*Directive*. Quote all lines below exactly. Images stay out.

Records that describe figures:
====================

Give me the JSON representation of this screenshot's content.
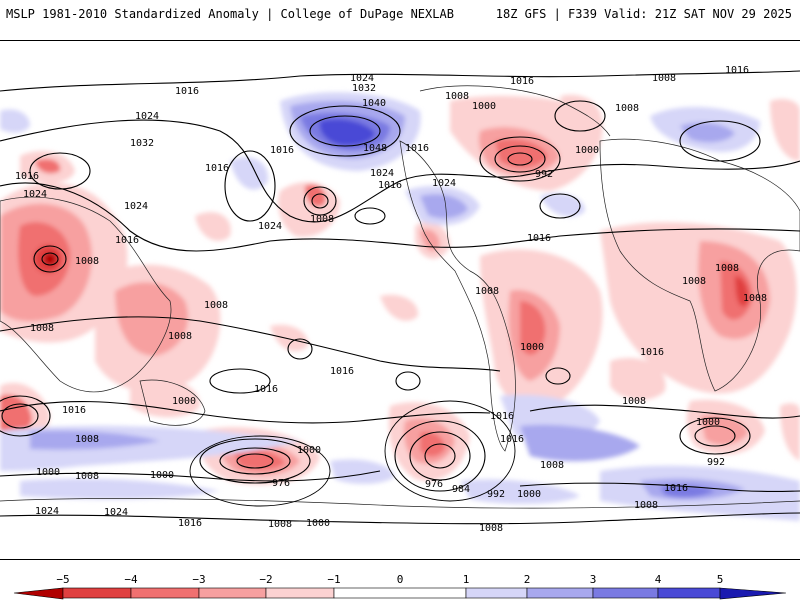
{
  "header": {
    "title_left": "MSLP 1981-2010 Standardized Anomaly | College of DuPage NEXLAB",
    "title_right": "18Z GFS | F339 Valid: 21Z SAT NOV 29 2025"
  },
  "colors": {
    "neg5": "#b00000",
    "neg4": "#e04040",
    "neg3": "#f07070",
    "neg2": "#f7a0a0",
    "neg1": "#fcd2d2",
    "pos1": "#d6d6f8",
    "pos2": "#a8a8ee",
    "pos3": "#7a7ae2",
    "pos4": "#4a4ad6",
    "pos5": "#1a1ab0",
    "contour": "#000000"
  },
  "colorbar": {
    "ticks": [
      "−5",
      "−4",
      "−3",
      "−2",
      "−1",
      "0",
      "1",
      "2",
      "3",
      "4",
      "5"
    ]
  },
  "isobar_labels": [
    {
      "text": "1016"
    },
    {
      "text": "1024"
    },
    {
      "text": "1032"
    },
    {
      "text": "1040"
    },
    {
      "text": "1008"
    },
    {
      "text": "1000"
    },
    {
      "text": "1016"
    },
    {
      "text": "1008"
    },
    {
      "text": "1016"
    },
    {
      "text": "1024"
    },
    {
      "text": "1032"
    },
    {
      "text": "1016"
    },
    {
      "text": "1048"
    },
    {
      "text": "1024"
    },
    {
      "text": "1016"
    },
    {
      "text": "1016"
    },
    {
      "text": "1024"
    },
    {
      "text": "1000"
    },
    {
      "text": "992"
    },
    {
      "text": "1008"
    },
    {
      "text": "1024"
    },
    {
      "text": "1024"
    },
    {
      "text": "1016"
    },
    {
      "text": "1008"
    },
    {
      "text": "1016"
    },
    {
      "text": "1024"
    },
    {
      "text": "1016"
    },
    {
      "text": "1008"
    },
    {
      "text": "1016"
    },
    {
      "text": "1008"
    },
    {
      "text": "1008"
    },
    {
      "text": "1008"
    },
    {
      "text": "1008"
    },
    {
      "text": "1016"
    },
    {
      "text": "1016"
    },
    {
      "text": "1000"
    },
    {
      "text": "1016"
    },
    {
      "text": "1008"
    },
    {
      "text": "1016"
    },
    {
      "text": "1008"
    },
    {
      "text": "1008"
    },
    {
      "text": "1000"
    },
    {
      "text": "1016"
    },
    {
      "text": "1008"
    },
    {
      "text": "1008"
    },
    {
      "text": "1000"
    },
    {
      "text": "992"
    },
    {
      "text": "1000"
    },
    {
      "text": "1000"
    },
    {
      "text": "976"
    },
    {
      "text": "976"
    },
    {
      "text": "984"
    },
    {
      "text": "992"
    },
    {
      "text": "1000"
    },
    {
      "text": "1008"
    },
    {
      "text": "1000"
    },
    {
      "text": "1024"
    },
    {
      "text": "1024"
    },
    {
      "text": "1016"
    },
    {
      "text": "1008"
    },
    {
      "text": "1000"
    },
    {
      "text": "1008"
    },
    {
      "text": "1016"
    },
    {
      "text": "1008"
    },
    {
      "text": "1016"
    },
    {
      "text": "1008"
    }
  ]
}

====================

*Written solution*.
Give me the JSON representation of this screenshot's content.
{
  "header": {
    "title_left": "MSLP 1981-2010 Standardized Anomaly | College of DuPage NEXLAB",
    "title_right": "18Z GFS | F339 Valid: 21Z SAT NOV 29 2025"
  },
  "colors": {
    "neg5": "#b00000",
    "neg4": "#e04040",
    "neg3": "#f07070",
    "neg2": "#f7a0a0",
    "neg1": "#fcd2d2",
    "pos1": "#d6d6f8",
    "pos2": "#a8a8ee",
    "pos3": "#7a7ae2",
    "pos4": "#4a4ad6",
    "pos5": "#1a1ab0",
    "contour": "#000000"
  },
  "colorbar": {
    "ticks": [
      "−5",
      "−4",
      "−3",
      "−2",
      "−1",
      "0",
      "1",
      "2",
      "3",
      "4",
      "5"
    ]
  },
  "isobar_labels": [
    {
      "text": "1016"
    },
    {
      "text": "1024"
    },
    {
      "text": "1032"
    },
    {
      "text": "1040"
    },
    {
      "text": "1008"
    },
    {
      "text": "1000"
    },
    {
      "text": "1016"
    },
    {
      "text": "1008"
    },
    {
      "text": "1016"
    },
    {
      "text": "1024"
    },
    {
      "text": "1032"
    },
    {
      "text": "1016"
    },
    {
      "text": "1048"
    },
    {
      "text": "1024"
    },
    {
      "text": "1016"
    },
    {
      "text": "1016"
    },
    {
      "text": "1024"
    },
    {
      "text": "1000"
    },
    {
      "text": "992"
    },
    {
      "text": "1008"
    },
    {
      "text": "1024"
    },
    {
      "text": "1024"
    },
    {
      "text": "1016"
    },
    {
      "text": "1008"
    },
    {
      "text": "1016"
    },
    {
      "text": "1024"
    },
    {
      "text": "1016"
    },
    {
      "text": "1008"
    },
    {
      "text": "1016"
    },
    {
      "text": "1008"
    },
    {
      "text": "1008"
    },
    {
      "text": "1008"
    },
    {
      "text": "1008"
    },
    {
      "text": "1016"
    },
    {
      "text": "1016"
    },
    {
      "text": "1000"
    },
    {
      "text": "1016"
    },
    {
      "text": "1008"
    },
    {
      "text": "1016"
    },
    {
      "text": "1008"
    },
    {
      "text": "1008"
    },
    {
      "text": "1000"
    },
    {
      "text": "1016"
    },
    {
      "text": "1008"
    },
    {
      "text": "1008"
    },
    {
      "text": "1000"
    },
    {
      "text": "992"
    },
    {
      "text": "1000"
    },
    {
      "text": "1000"
    },
    {
      "text": "976"
    },
    {
      "text": "976"
    },
    {
      "text": "984"
    },
    {
      "text": "992"
    },
    {
      "text": "1000"
    },
    {
      "text": "1008"
    },
    {
      "text": "1000"
    },
    {
      "text": "1024"
    },
    {
      "text": "1024"
    },
    {
      "text": "1016"
    },
    {
      "text": "1008"
    },
    {
      "text": "1000"
    },
    {
      "text": "1008"
    },
    {
      "text": "1016"
    },
    {
      "text": "1008"
    },
    {
      "text": "1016"
    },
    {
      "text": "1008"
    }
  ]
}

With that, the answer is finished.